• **Saved entries**:
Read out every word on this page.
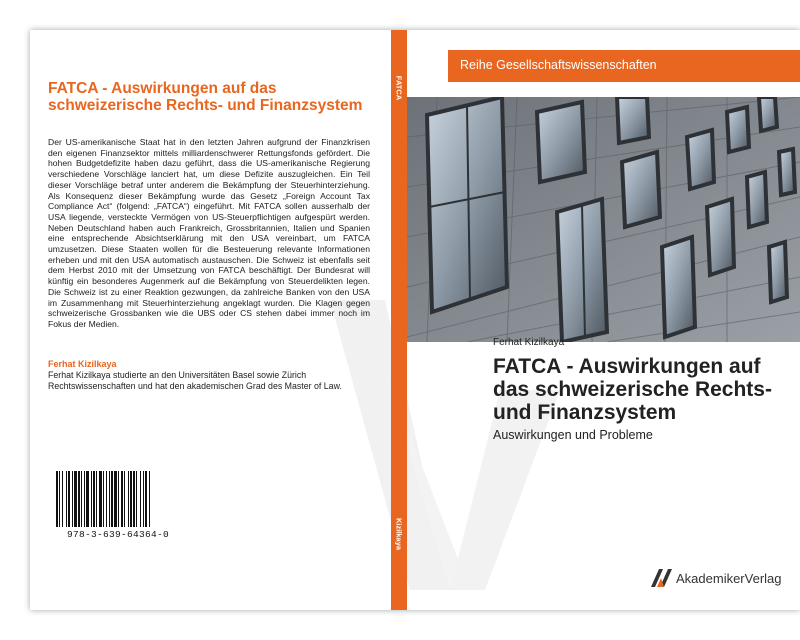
FATCA - Auswirkungen auf das schweizerische Rechts- und Finanzsystem
Der US-amerikanische Staat hat in den letzten Jahren aufgrund der Finanzkrisen den eigenen Finanzsektor mittels milliardenschwerer Rettungsfonds gefördert. Die hohen Budgetdefizite haben dazu geführt, dass die US-amerikanische Regierung verschiedene Vorschläge lanciert hat, um diese Defizite auszugleichen. Ein Teil dieser Vorschläge betraf unter anderem die Bekämpfung der Steuerhinterziehung. Als Konsequenz dieser Bekämpfung wurde das Gesetz „Foreign Account Tax Compliance Act“ (folgend: „FATCA“) eingeführt. Mit FATCA sollen ausserhalb der USA liegende, versteckte Vermögen von US-Steuerpflichtigen aufgespürt werden. Neben Deutschland haben auch Frankreich, Grossbritannien, Italien und Spanien eine entsprechende Absichtserklärung mit den USA vereinbart, um FATCA umzusetzen. Diese Staaten wollen für die Besteuerung relevante Informationen erheben und mit den USA automatisch austauschen. Die Schweiz ist ebenfalls seit dem Herbst 2010 mit der Umsetzung von FATCA beschäftigt. Der Bundesrat will künftig ein besonderes Augenmerk auf die Bekämpfung von Steuerdelikten legen. Die Schweiz ist zu einer Reaktion gezwungen, da zahlreiche Banken von den USA im Zusammenhang mit Steuerhinterziehung angeklagt wurden. Die Klagen gegen schweizerische Grossbanken wie die UBS oder CS stehen dabei immer noch im Fokus der Medien.
Ferhat Kizilkaya
Ferhat Kizilkaya studierte an den Universitäten Basel sowie Zürich Rechtswissenschaften und hat den akademischen Grad des Master of Law.
978-3-639-64364-0
FATCA
Kizilkaya
Reihe Gesellschaftswissenschaften
Ferhat Kizilkaya
FATCA - Auswirkungen auf das schweizerische Rechts- und Finanzsystem
Auswirkungen und Probleme
AkademikerVerlag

• **Instructions to follow**:
Transcribe the material exactly, leaving every picture out.

• **Correct result**:
Read out every word on this page.
FATCA - Auswirkungen auf das schweizerische Rechts- und Finanzsystem
Der US-amerikanische Staat hat in den letzten Jahren aufgrund der Finanzkrisen den eigenen Finanzsektor mittels milliardenschwerer Rettungsfonds gefördert. Die hohen Budgetdefizite haben dazu geführt, dass die US-amerikanische Regierung verschiedene Vorschläge lanciert hat, um diese Defizite auszugleichen. Ein Teil dieser Vorschläge betraf unter anderem die Bekämpfung der Steuerhinterziehung. Als Konsequenz dieser Bekämpfung wurde das Gesetz „Foreign Account Tax Compliance Act“ (folgend: „FATCA“) eingeführt. Mit FATCA sollen ausserhalb der USA liegende, versteckte Vermögen von US-Steuerpflichtigen aufgespürt werden. Neben Deutschland haben auch Frankreich, Grossbritannien, Italien und Spanien eine entsprechende Absichtserklärung mit den USA vereinbart, um FATCA umzusetzen. Diese Staaten wollen für die Besteuerung relevante Informationen erheben und mit den USA automatisch austauschen. Die Schweiz ist ebenfalls seit dem Herbst 2010 mit der Umsetzung von FATCA beschäftigt. Der Bundesrat will künftig ein besonderes Augenmerk auf die Bekämpfung von Steuerdelikten legen. Die Schweiz ist zu einer Reaktion gezwungen, da zahlreiche Banken von den USA im Zusammenhang mit Steuerhinterziehung angeklagt wurden. Die Klagen gegen schweizerische Grossbanken wie die UBS oder CS stehen dabei immer noch im Fokus der Medien.
Ferhat Kizilkaya
Ferhat Kizilkaya studierte an den Universitäten Basel sowie Zürich Rechtswissenschaften und hat den akademischen Grad des Master of Law.
978-3-639-64364-0
FATCA
Kizilkaya
Reihe Gesellschaftswissenschaften
Ferhat Kizilkaya
FATCA - Auswirkungen auf das schweizerische Rechts- und Finanzsystem
Auswirkungen und Probleme
AkademikerVerlag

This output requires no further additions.